Can you retype every line of the rows below word for word, leaving the pictures out of your answer?

[Collection entries]
"""

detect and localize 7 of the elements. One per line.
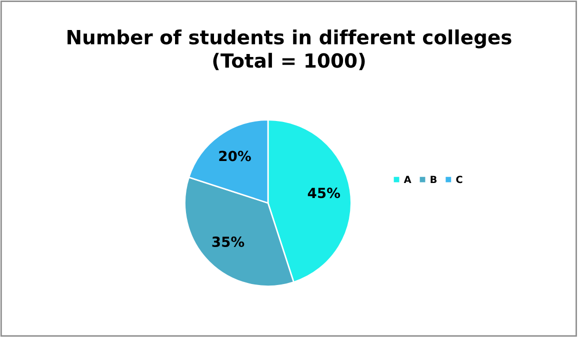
- data-label: 45%: [308, 188, 340, 198]
- legend-label: B: [430, 176, 437, 183]
- data-label: 20%: [219, 150, 251, 162]
- chart-title: Number of students in different colleges (Total = 1000): [68, 29, 512, 70]
- data-label: 35%: [212, 236, 244, 248]
- legend-label: C: [456, 176, 462, 184]
- legend-label: A: [404, 176, 412, 183]
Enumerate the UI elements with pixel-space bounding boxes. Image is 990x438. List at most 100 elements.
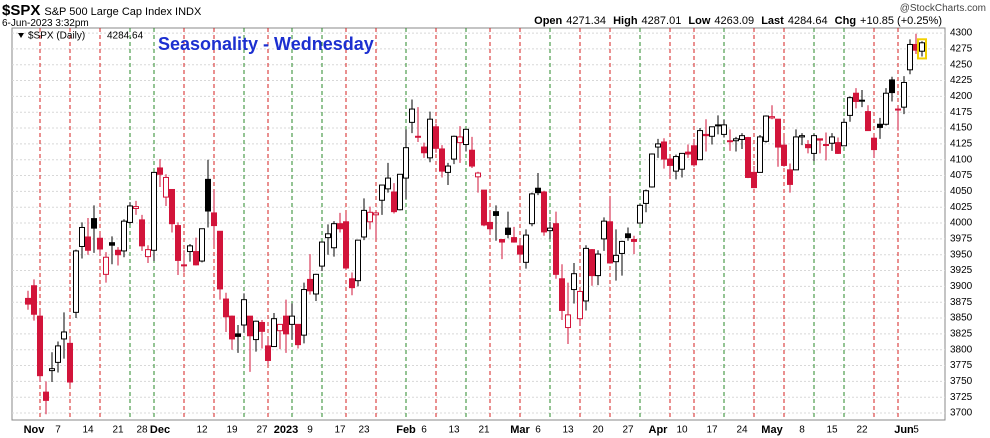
candle-body [613, 254, 619, 263]
label: High [613, 15, 638, 27]
candle-body [367, 211, 373, 223]
candle-body [463, 128, 469, 146]
candle-body [607, 221, 613, 264]
y-tick-label: 3725 [950, 392, 973, 403]
y-tick-label: 4250 [950, 59, 973, 70]
quote-value: 4271.34 [566, 15, 607, 27]
candle-body [733, 138, 739, 142]
candle-body [817, 138, 823, 141]
candle-body [565, 314, 571, 329]
candle-body [895, 108, 901, 111]
x-tick-label: 17 [706, 425, 718, 436]
candle-body [211, 212, 217, 227]
candle-body [877, 123, 883, 128]
candle-body [157, 167, 163, 175]
candle-body [511, 237, 517, 243]
label: Last [761, 15, 784, 27]
candle-body [235, 333, 241, 337]
candle-body [841, 121, 847, 147]
y-tick-label: 3900 [950, 281, 973, 292]
y-tick-label: 3825 [950, 329, 973, 340]
y-tick-label: 3850 [950, 313, 973, 324]
candle-body [187, 245, 193, 253]
symbol: $SPX [2, 2, 41, 19]
candle-body [109, 242, 115, 246]
x-tick-label: 5 [913, 425, 919, 436]
x-tick-label: 24 [736, 425, 748, 436]
candle-body [289, 315, 295, 325]
x-tick-label: 19 [226, 425, 238, 436]
candle-body [835, 142, 841, 154]
y-tick-label: 3950 [950, 249, 973, 260]
candle-body [589, 249, 595, 277]
candle-body [475, 172, 481, 178]
candle-body [769, 116, 775, 119]
quote-value: +10.85 (+0.25%) [860, 15, 942, 27]
legend-value: 4284.64 [107, 31, 144, 42]
candle-body [61, 331, 67, 340]
candle-body [787, 169, 793, 185]
candle-body [487, 221, 493, 230]
x-tick-label: 12 [196, 425, 208, 436]
candle-body [217, 230, 223, 290]
candle-body [685, 151, 691, 155]
candle-body [379, 184, 385, 201]
candle-body [73, 250, 79, 313]
candle-body [355, 239, 361, 282]
x-tick-label: 15 [826, 425, 838, 436]
candle-body [829, 136, 835, 144]
candle-body [163, 176, 169, 198]
x-tick-label: 13 [448, 425, 460, 436]
quote-value: 4284.64 [787, 15, 828, 27]
candle-body [601, 220, 607, 240]
candle-body [49, 368, 55, 372]
candle-body [337, 223, 343, 230]
candle-body [391, 191, 397, 213]
candle-body [307, 278, 313, 292]
y-tick-label: 3750 [950, 376, 973, 387]
candle-body [517, 245, 523, 255]
candle-body [637, 204, 643, 224]
x-tick-label: 13 [562, 425, 574, 436]
candle-body [679, 152, 685, 170]
candle-body [103, 256, 109, 275]
candle-body [199, 228, 205, 262]
legend-icon [18, 33, 24, 38]
candle-body [433, 126, 439, 149]
candle-body [631, 239, 637, 242]
x-tick-label: 27 [256, 425, 268, 436]
candle-body [385, 177, 391, 190]
quote-value: 4263.09 [714, 15, 755, 27]
candle-body [457, 136, 463, 144]
y-tick-label: 4275 [950, 44, 973, 55]
candle-body [667, 158, 673, 166]
candle-body [127, 205, 133, 223]
candle-body [223, 298, 229, 318]
candle-body [523, 234, 529, 263]
x-tick-label: 21 [112, 425, 124, 436]
x-tick-label: 27 [622, 425, 634, 436]
candle-body [55, 345, 61, 363]
x-tick-label: Jun [894, 424, 914, 436]
x-tick-label: Nov [24, 424, 46, 436]
candle-body [697, 130, 703, 161]
y-tick-label: 4200 [950, 91, 973, 102]
candle-body [145, 249, 151, 258]
brand: @StockCharts.com [899, 3, 986, 14]
candle-body [901, 81, 907, 108]
candle-body [205, 178, 211, 212]
candle-body [691, 145, 697, 166]
legend-name: $SPX (Daily) [28, 31, 85, 42]
y-tick-label: 4150 [950, 123, 973, 134]
candle-body [343, 221, 349, 269]
candle-body [751, 171, 757, 189]
candle-body [553, 223, 559, 275]
candle-body [409, 108, 415, 123]
candle-body [703, 133, 709, 137]
candle-body [547, 227, 553, 232]
candle-body [859, 99, 865, 102]
candle-body [625, 233, 631, 239]
candle-body [97, 237, 103, 250]
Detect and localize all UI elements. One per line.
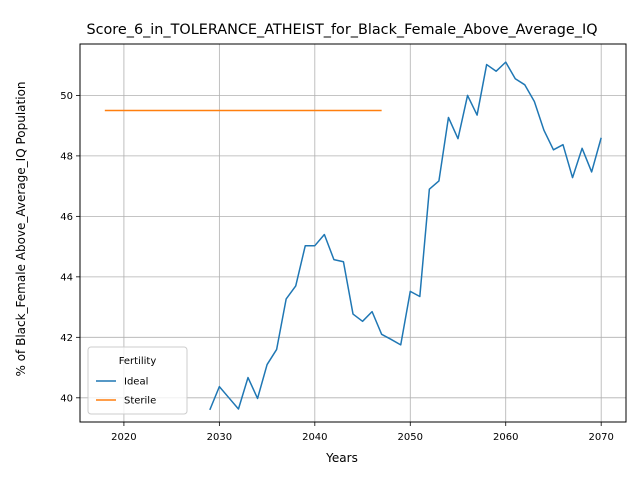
series-line-ideal bbox=[209, 61, 602, 411]
x-axis-ticks: 2020 2030 2040 2050 2060 2070 bbox=[111, 422, 614, 443]
x-tick-label: 2060 bbox=[493, 432, 518, 443]
y-tick-label: 40 bbox=[60, 393, 73, 404]
y-tick-label: 42 bbox=[60, 333, 73, 344]
x-tick-label: 2040 bbox=[302, 432, 327, 443]
chart-title: Score_6_in_TOLERANCE_ATHEIST_for_Black_F… bbox=[86, 22, 597, 38]
y-tick-label: 48 bbox=[60, 151, 73, 162]
legend-label-sterile: Sterile bbox=[124, 396, 156, 407]
y-tick-label: 50 bbox=[60, 91, 73, 102]
legend-label-ideal: Ideal bbox=[124, 377, 148, 388]
plot-frame bbox=[79, 43, 627, 423]
y-tick-label: 44 bbox=[60, 272, 73, 283]
x-tick-label: 2020 bbox=[111, 432, 136, 443]
x-tick-label: 2050 bbox=[398, 432, 423, 443]
legend-title: Fertility bbox=[119, 356, 157, 367]
x-tick-label: 2030 bbox=[207, 432, 232, 443]
x-tick-label: 2070 bbox=[588, 432, 613, 443]
y-tick-label: 46 bbox=[60, 212, 73, 223]
series-lines bbox=[104, 61, 602, 411]
legend: Fertility Ideal Sterile bbox=[87, 346, 188, 415]
legend-box bbox=[87, 346, 188, 415]
y-axis-label: % of Black_Female Above_Average_IQ Popul… bbox=[14, 81, 28, 376]
x-axis-label: Years bbox=[325, 451, 358, 465]
y-axis-ticks: 40 42 44 46 48 50 bbox=[60, 91, 80, 404]
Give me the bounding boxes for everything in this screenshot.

"""

### OUTPUT FOR THIS EXERCISE
detect and localize 7 of the elements. One per line.
- data-label: 45%: [308, 188, 340, 198]
- legend-label: B: [430, 176, 437, 183]
- data-label: 20%: [219, 150, 251, 162]
- chart-title: Number of students in different colleges (Total = 1000): [68, 29, 512, 70]
- data-label: 35%: [212, 236, 244, 248]
- legend-label: C: [456, 176, 462, 184]
- legend-label: A: [404, 176, 412, 183]
Enumerate the UI elements with pixel-space bounding boxes. Image is 990x438. List at most 100 elements.
candle-body [613, 254, 619, 263]
label: High [613, 15, 638, 27]
candle-body [367, 211, 373, 223]
candle-body [463, 128, 469, 146]
candle-body [607, 221, 613, 264]
y-tick-label: 3725 [950, 392, 973, 403]
y-tick-label: 4250 [950, 59, 973, 70]
quote-value: 4271.34 [566, 15, 607, 27]
candle-body [733, 138, 739, 142]
candle-body [817, 138, 823, 141]
candle-body [565, 314, 571, 329]
candle-body [895, 108, 901, 111]
x-tick-label: 17 [706, 425, 718, 436]
candle-body [211, 212, 217, 227]
candle-body [877, 123, 883, 128]
candle-body [157, 167, 163, 175]
candle-body [511, 237, 517, 243]
label: Last [761, 15, 784, 27]
candle-body [235, 333, 241, 337]
candle-body [841, 121, 847, 147]
y-tick-label: 3900 [950, 281, 973, 292]
y-tick-label: 3825 [950, 329, 973, 340]
y-tick-label: 3850 [950, 313, 973, 324]
candle-body [187, 245, 193, 253]
symbol: $SPX [2, 2, 41, 19]
candle-body [109, 242, 115, 246]
x-tick-label: 5 [913, 425, 919, 436]
x-tick-label: 24 [736, 425, 748, 436]
candle-body [289, 315, 295, 325]
x-tick-label: 19 [226, 425, 238, 436]
candle-body [835, 142, 841, 154]
y-tick-label: 3950 [950, 249, 973, 260]
candle-body [589, 249, 595, 277]
candle-body [475, 172, 481, 178]
candle-body [769, 116, 775, 119]
quote-value: +10.85 (+0.25%) [860, 15, 942, 27]
legend-value: 4284.64 [107, 31, 144, 42]
candle-body [61, 331, 67, 340]
candle-body [787, 169, 793, 185]
candle-body [487, 221, 493, 230]
x-tick-label: 12 [196, 425, 208, 436]
candle-body [217, 230, 223, 290]
candle-body [685, 151, 691, 155]
candle-body [379, 184, 385, 201]
candle-body [73, 250, 79, 313]
candle-body [355, 239, 361, 282]
x-tick-label: 15 [826, 425, 838, 436]
candle-body [829, 136, 835, 144]
candle-body [163, 176, 169, 198]
x-tick-label: 13 [448, 425, 460, 436]
quote-value: 4284.64 [787, 15, 828, 27]
candle-body [601, 220, 607, 240]
candle-body [49, 368, 55, 372]
candle-body [337, 223, 343, 230]
candle-body [391, 191, 397, 213]
candle-body [307, 278, 313, 292]
y-tick-label: 3750 [950, 376, 973, 387]
candle-body [517, 245, 523, 255]
candle-body [637, 204, 643, 224]
x-tick-label: 13 [562, 425, 574, 436]
candle-body [679, 152, 685, 170]
candle-body [103, 256, 109, 275]
candle-body [199, 228, 205, 262]
legend-icon [18, 33, 24, 38]
candle-body [433, 126, 439, 149]
candle-body [631, 239, 637, 242]
x-tick-label: 27 [256, 425, 268, 436]
candle-body [385, 177, 391, 190]
quote-value: 4263.09 [714, 15, 755, 27]
candle-body [457, 136, 463, 144]
y-tick-label: 4275 [950, 44, 973, 55]
candle-body [667, 158, 673, 166]
candle-body [127, 205, 133, 223]
candle-body [223, 298, 229, 318]
candle-body [523, 234, 529, 263]
x-tick-label: 21 [112, 425, 124, 436]
x-tick-label: 27 [622, 425, 634, 436]
candle-body [55, 345, 61, 363]
x-tick-label: Jun [894, 424, 914, 436]
x-tick-label: Nov [24, 424, 46, 436]
candle-body [697, 130, 703, 161]
y-tick-label: 4200 [950, 91, 973, 102]
candle-body [145, 249, 151, 258]
brand: @StockCharts.com [899, 3, 986, 14]
candle-body [901, 81, 907, 108]
candle-body [205, 178, 211, 212]
candle-body [691, 145, 697, 166]
legend-name: $SPX (Daily) [28, 31, 85, 42]
y-tick-label: 4150 [950, 123, 973, 134]
candle-body [343, 221, 349, 269]
candle-body [751, 171, 757, 189]
candle-body [553, 223, 559, 275]
candle-body [409, 108, 415, 123]
candle-body [703, 133, 709, 137]
candle-body [547, 227, 553, 232]
candle-body [859, 99, 865, 102]
candle-body [625, 233, 631, 239]
candle-body [97, 237, 103, 250]
Detect and localize all UI elements. One per line.
series-line-ideal bbox=[209, 61, 602, 411]
x-axis-ticks: 2020 2030 2040 2050 2060 2070 bbox=[111, 422, 614, 443]
x-tick-label: 2060 bbox=[493, 432, 518, 443]
y-tick-label: 40 bbox=[60, 393, 73, 404]
y-tick-label: 42 bbox=[60, 333, 73, 344]
x-tick-label: 2040 bbox=[302, 432, 327, 443]
chart-title: Score_6_in_TOLERANCE_ATHEIST_for_Black_F… bbox=[86, 22, 597, 38]
y-tick-label: 48 bbox=[60, 151, 73, 162]
legend-label-sterile: Sterile bbox=[124, 396, 156, 407]
y-tick-label: 50 bbox=[60, 91, 73, 102]
legend-label-ideal: Ideal bbox=[124, 377, 148, 388]
plot-frame bbox=[79, 43, 627, 423]
y-tick-label: 44 bbox=[60, 272, 73, 283]
x-tick-label: 2020 bbox=[111, 432, 136, 443]
x-tick-label: 2050 bbox=[398, 432, 423, 443]
legend-title: Fertility bbox=[119, 356, 157, 367]
x-tick-label: 2030 bbox=[207, 432, 232, 443]
x-tick-label: 2070 bbox=[588, 432, 613, 443]
y-tick-label: 46 bbox=[60, 212, 73, 223]
series-lines bbox=[104, 61, 602, 411]
legend: Fertility Ideal Sterile bbox=[87, 346, 188, 415]
legend-box bbox=[87, 346, 188, 415]
y-axis-label: % of Black_Female Above_Average_IQ Popul… bbox=[14, 81, 28, 376]
x-axis-label: Years bbox=[325, 451, 358, 465]
y-axis-ticks: 40 42 44 46 48 50 bbox=[60, 91, 80, 404]
Give me the bounding boxes for everything in this screenshot.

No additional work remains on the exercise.